### Extracted information
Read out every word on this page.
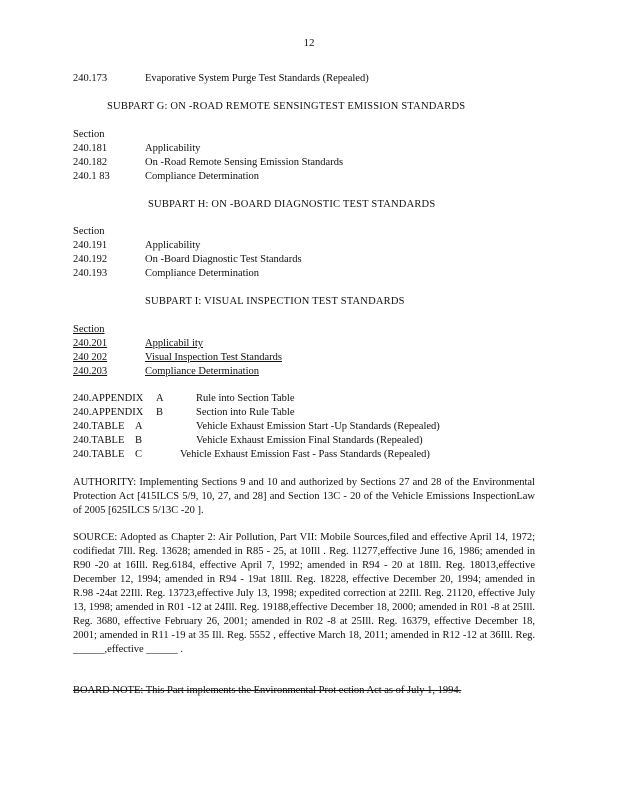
12
240.173	Evaporative System Purge Test Standards (Repealed)
SUBPART G: ON -ROAD REMOTE SENSINGTEST EMISSION STANDARDS
Section
240.181	Applicability
240.182	On -Road Remote Sensing Emission Standards
240.1 83	Compliance Determination
SUBPART H: ON -BOARD DIAGNOSTIC TEST STANDARDS
Section
240.191	Applicability
240.192	On -Board Diagnostic Test Standards
240.193	Compliance Determination
SUBPART I: VISUAL INSPECTION TEST STANDARDS
Section
240.201	Applicabil ity
240 202	Visual Inspection Test Standards
240.203	Compliance Determination
240.APPENDIX A	Rule into Section Table
240.APPENDIX B	Section into Rule Table
240.TABLE A	Vehicle Exhaust Emission Start -Up Standards (Repealed)
240.TABLE B	Vehicle Exhaust Emission Final Standards (Repealed)
240.TABLE C	Vehicle Exhaust Emission Fast - Pass Standards (Repealed)
AUTHORITY: Implementing Sections 9 and 10 and authorized by Sections 27 and 28 of the Environmental Protection Act [415ILCS 5/9, 10, 27, and 28] and Section 13C - 20 of the Vehicle Emissions InspectionLaw of 2005 [625ILCS 5/13C -20 ].
SOURCE: Adopted as Chapter 2: Air Pollution, Part VII: Mobile Sources,filed and effective April 14, 1972; codifiedat 7Ill. Reg. 13628; amended in R85 - 25, at 10Ill . Reg. 11277,effective June 16, 1986; amended in R90 -20 at 16Ill. Reg.6184, effective April 7, 1992; amended in R94 - 20 at 18Ill. Reg. 18013,effective December 12, 1994; amended in R94 - 19at 18Ill. Reg. 18228, effective December 20, 1994; amended in R.98 -24at 22Ill. Reg. 13723,effective July 13, 1998; expedited correction at 22Ill. Reg. 21120, effective July 13, 1998; amended in R01 -12 at 24Ill. Reg. 19188,effective December 18, 2000; amended in R01 -8 at 25Ill. Reg. 3680, effective February 26, 2001; amended in R02 -8 at 25Ill. Reg. 16379, effective December 18, 2001; amended in R11 -19 at 35 Ill. Reg. 5552 , effective March 18, 2011; amended in R12 -12 at 36Ill. Reg. ______,effective ______ .
BOARD NOTE: This Part implements the Environmental Prot ection Act as of July 1, 1994.
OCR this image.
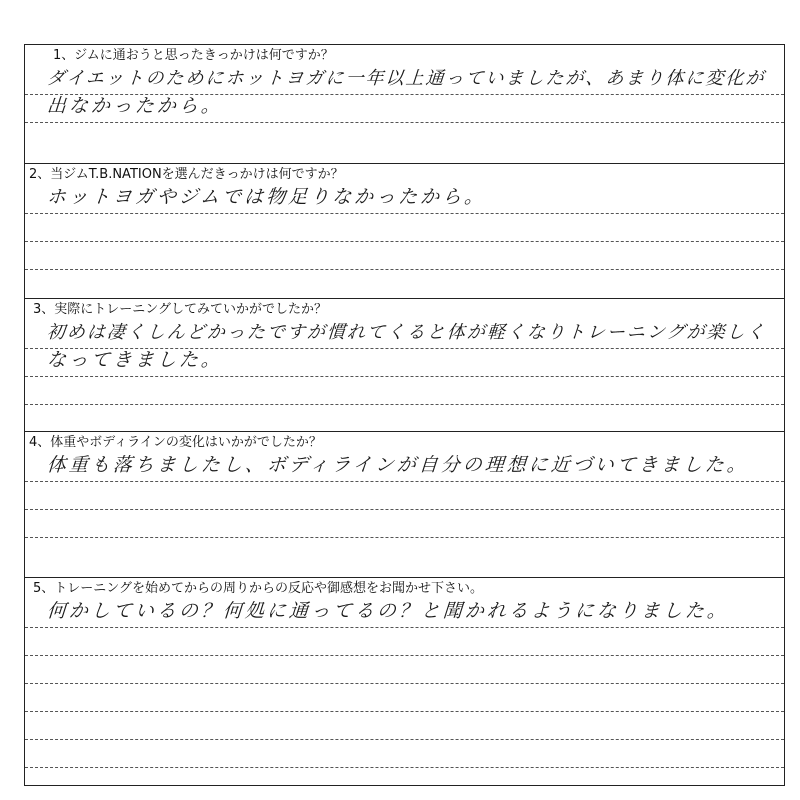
1、ジムに通おうと思ったきっかけは何ですか？
ダイエットのためにホットヨガに一年以上通っていましたが、あまり体に変化が
出なかったから。
2、当ジムT.B.NATIONを選んだきっかけは何ですか？
ホットヨガやジムでは物足りなかったから。
3、実際にトレーニングしてみていかがでしたか？
初めは凄くしんどかったですが慣れてくると体が軽くなりトレーニングが楽しく
なってきました。
4、体重やボディラインの変化はいかがでしたか？
体重も落ちましたし、ボディラインが自分の理想に近づいてきました。
5、トレーニングを始めてからの周りからの反応や御感想をお聞かせ下さい。
何かしているの？何処に通ってるの？と聞かれるようになりました。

### Task directions
Compute how many lines include the string "Vehicle", then give that number by itself.

### Result below
4